Task:
Exactly reproduce the lines from the line containing "Type out the text in this image." to the end of the data below, inclusive, and nothing else.

--- Recorded information ---

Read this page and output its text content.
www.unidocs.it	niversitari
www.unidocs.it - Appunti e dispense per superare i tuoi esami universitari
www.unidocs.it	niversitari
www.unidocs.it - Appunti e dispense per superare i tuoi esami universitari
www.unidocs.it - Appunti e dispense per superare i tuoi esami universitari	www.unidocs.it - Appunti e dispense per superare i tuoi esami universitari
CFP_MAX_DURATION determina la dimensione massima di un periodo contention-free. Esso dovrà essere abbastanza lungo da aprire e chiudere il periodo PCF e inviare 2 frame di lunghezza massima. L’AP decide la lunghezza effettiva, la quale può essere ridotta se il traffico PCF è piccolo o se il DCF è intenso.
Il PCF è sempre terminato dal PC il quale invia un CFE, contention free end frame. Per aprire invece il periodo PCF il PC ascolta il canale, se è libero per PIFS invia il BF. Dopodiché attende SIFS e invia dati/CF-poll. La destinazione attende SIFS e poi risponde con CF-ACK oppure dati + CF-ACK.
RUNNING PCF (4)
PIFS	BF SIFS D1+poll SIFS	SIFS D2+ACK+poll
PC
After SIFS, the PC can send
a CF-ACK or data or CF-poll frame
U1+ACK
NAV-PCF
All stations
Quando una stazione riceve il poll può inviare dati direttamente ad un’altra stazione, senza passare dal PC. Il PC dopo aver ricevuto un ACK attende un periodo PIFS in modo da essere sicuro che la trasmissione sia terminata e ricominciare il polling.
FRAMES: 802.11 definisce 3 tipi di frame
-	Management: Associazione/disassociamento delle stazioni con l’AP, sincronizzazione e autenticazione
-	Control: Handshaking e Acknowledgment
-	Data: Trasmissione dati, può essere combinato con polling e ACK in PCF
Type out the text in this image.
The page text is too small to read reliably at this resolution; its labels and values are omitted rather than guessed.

---

Response:
Type out the text in this image.
The page text is too small to read reliably at this resolution; its labels and values are omitted rather than guessed.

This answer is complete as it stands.